Excerpt from a dataset
------------

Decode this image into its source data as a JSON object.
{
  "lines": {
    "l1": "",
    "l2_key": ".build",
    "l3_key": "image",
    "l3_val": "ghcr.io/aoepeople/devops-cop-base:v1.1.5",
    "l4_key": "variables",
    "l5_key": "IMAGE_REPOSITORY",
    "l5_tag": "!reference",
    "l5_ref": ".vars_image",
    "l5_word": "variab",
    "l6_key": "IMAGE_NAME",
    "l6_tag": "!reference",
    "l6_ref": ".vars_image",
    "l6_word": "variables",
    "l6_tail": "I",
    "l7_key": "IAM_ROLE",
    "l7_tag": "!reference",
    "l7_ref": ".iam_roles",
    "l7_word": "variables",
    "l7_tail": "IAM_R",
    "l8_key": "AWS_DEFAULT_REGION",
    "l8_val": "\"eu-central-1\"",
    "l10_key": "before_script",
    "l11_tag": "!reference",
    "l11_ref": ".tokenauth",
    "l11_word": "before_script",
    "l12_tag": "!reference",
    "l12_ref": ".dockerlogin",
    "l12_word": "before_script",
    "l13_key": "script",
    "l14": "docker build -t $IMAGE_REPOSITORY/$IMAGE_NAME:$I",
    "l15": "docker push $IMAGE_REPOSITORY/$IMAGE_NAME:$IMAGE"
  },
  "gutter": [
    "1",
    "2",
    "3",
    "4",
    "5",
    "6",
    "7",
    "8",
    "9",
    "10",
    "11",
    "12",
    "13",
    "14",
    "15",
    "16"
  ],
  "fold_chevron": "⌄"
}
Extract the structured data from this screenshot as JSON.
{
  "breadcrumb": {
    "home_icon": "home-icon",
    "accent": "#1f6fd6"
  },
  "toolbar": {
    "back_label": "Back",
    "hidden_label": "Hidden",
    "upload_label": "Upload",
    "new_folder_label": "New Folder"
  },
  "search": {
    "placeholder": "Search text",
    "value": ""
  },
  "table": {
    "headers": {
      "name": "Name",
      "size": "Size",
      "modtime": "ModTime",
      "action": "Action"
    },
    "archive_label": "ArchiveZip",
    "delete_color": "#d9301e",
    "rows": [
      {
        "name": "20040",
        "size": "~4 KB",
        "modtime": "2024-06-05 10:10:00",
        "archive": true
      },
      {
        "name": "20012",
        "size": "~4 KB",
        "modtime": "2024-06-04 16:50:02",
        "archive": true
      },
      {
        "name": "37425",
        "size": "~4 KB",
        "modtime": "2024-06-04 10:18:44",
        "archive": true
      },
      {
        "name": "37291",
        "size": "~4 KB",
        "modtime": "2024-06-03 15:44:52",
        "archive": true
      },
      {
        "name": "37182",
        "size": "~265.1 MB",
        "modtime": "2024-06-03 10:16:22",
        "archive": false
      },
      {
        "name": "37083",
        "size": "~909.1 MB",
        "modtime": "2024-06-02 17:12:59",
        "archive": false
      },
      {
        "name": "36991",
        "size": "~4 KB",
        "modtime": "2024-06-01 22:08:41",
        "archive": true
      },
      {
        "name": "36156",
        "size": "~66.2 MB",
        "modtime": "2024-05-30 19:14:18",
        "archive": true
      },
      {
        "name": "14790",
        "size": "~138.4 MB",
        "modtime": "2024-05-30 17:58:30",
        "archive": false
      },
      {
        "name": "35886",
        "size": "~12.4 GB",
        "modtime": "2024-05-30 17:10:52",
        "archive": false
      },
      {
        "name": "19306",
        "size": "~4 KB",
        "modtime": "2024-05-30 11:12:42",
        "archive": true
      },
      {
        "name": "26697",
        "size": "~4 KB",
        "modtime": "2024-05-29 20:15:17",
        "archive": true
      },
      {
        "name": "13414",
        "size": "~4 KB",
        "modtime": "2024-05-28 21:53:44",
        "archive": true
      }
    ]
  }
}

------------

- [Task objective] Emit the full listing verbatim.

- [Answer to this task]
Decode this image into its source data as a JSON object.
{
  "lines": {
    "l1": "",
    "l2_key": ".build",
    "l3_key": "image",
    "l3_val": "ghcr.io/aoepeople/devops-cop-base:v1.1.5",
    "l4_key": "variables",
    "l5_key": "IMAGE_REPOSITORY",
    "l5_tag": "!reference",
    "l5_ref": ".vars_image",
    "l5_word": "variab",
    "l6_key": "IMAGE_NAME",
    "l6_tag": "!reference",
    "l6_ref": ".vars_image",
    "l6_word": "variables",
    "l6_tail": "I",
    "l7_key": "IAM_ROLE",
    "l7_tag": "!reference",
    "l7_ref": ".iam_roles",
    "l7_word": "variables",
    "l7_tail": "IAM_R",
    "l8_key": "AWS_DEFAULT_REGION",
    "l8_val": "\"eu-central-1\"",
    "l10_key": "before_script",
    "l11_tag": "!reference",
    "l11_ref": ".tokenauth",
    "l11_word": "before_script",
    "l12_tag": "!reference",
    "l12_ref": ".dockerlogin",
    "l12_word": "before_script",
    "l13_key": "script",
    "l14": "docker build -t $IMAGE_REPOSITORY/$IMAGE_NAME:$I",
    "l15": "docker push $IMAGE_REPOSITORY/$IMAGE_NAME:$IMAGE"
  },
  "gutter": [
    "1",
    "2",
    "3",
    "4",
    "5",
    "6",
    "7",
    "8",
    "9",
    "10",
    "11",
    "12",
    "13",
    "14",
    "15",
    "16"
  ],
  "fold_chevron": "⌄"
}
Extract the structured data from this screenshot as JSON.
{
  "breadcrumb": {
    "home_icon": "home-icon",
    "accent": "#1f6fd6"
  },
  "toolbar": {
    "back_label": "Back",
    "hidden_label": "Hidden",
    "upload_label": "Upload",
    "new_folder_label": "New Folder"
  },
  "search": {
    "placeholder": "Search text",
    "value": ""
  },
  "table": {
    "headers": {
      "name": "Name",
      "size": "Size",
      "modtime": "ModTime",
      "action": "Action"
    },
    "archive_label": "ArchiveZip",
    "delete_color": "#d9301e",
    "rows": [
      {
        "name": "20040",
        "size": "~4 KB",
        "modtime": "2024-06-05 10:10:00",
        "archive": true
      },
      {
        "name": "20012",
        "size": "~4 KB",
        "modtime": "2024-06-04 16:50:02",
        "archive": true
      },
      {
        "name": "37425",
        "size": "~4 KB",
        "modtime": "2024-06-04 10:18:44",
        "archive": true
      },
      {
        "name": "37291",
        "size": "~4 KB",
        "modtime": "2024-06-03 15:44:52",
        "archive": true
      },
      {
        "name": "37182",
        "size": "~265.1 MB",
        "modtime": "2024-06-03 10:16:22",
        "archive": false
      },
      {
        "name": "37083",
        "size": "~909.1 MB",
        "modtime": "2024-06-02 17:12:59",
        "archive": false
      },
      {
        "name": "36991",
        "size": "~4 KB",
        "modtime": "2024-06-01 22:08:41",
        "archive": true
      },
      {
        "name": "36156",
        "size": "~66.2 MB",
        "modtime": "2024-05-30 19:14:18",
        "archive": true
      },
      {
        "name": "14790",
        "size": "~138.4 MB",
        "modtime": "2024-05-30 17:58:30",
        "archive": false
      },
      {
        "name": "35886",
        "size": "~12.4 GB",
        "modtime": "2024-05-30 17:10:52",
        "archive": false
      },
      {
        "name": "19306",
        "size": "~4 KB",
        "modtime": "2024-05-30 11:12:42",
        "archive": true
      },
      {
        "name": "26697",
        "size": "~4 KB",
        "modtime": "2024-05-29 20:15:17",
        "archive": true
      },
      {
        "name": "13414",
        "size": "~4 KB",
        "modtime": "2024-05-28 21:53:44",
        "archive": true
      }
    ]
  }
}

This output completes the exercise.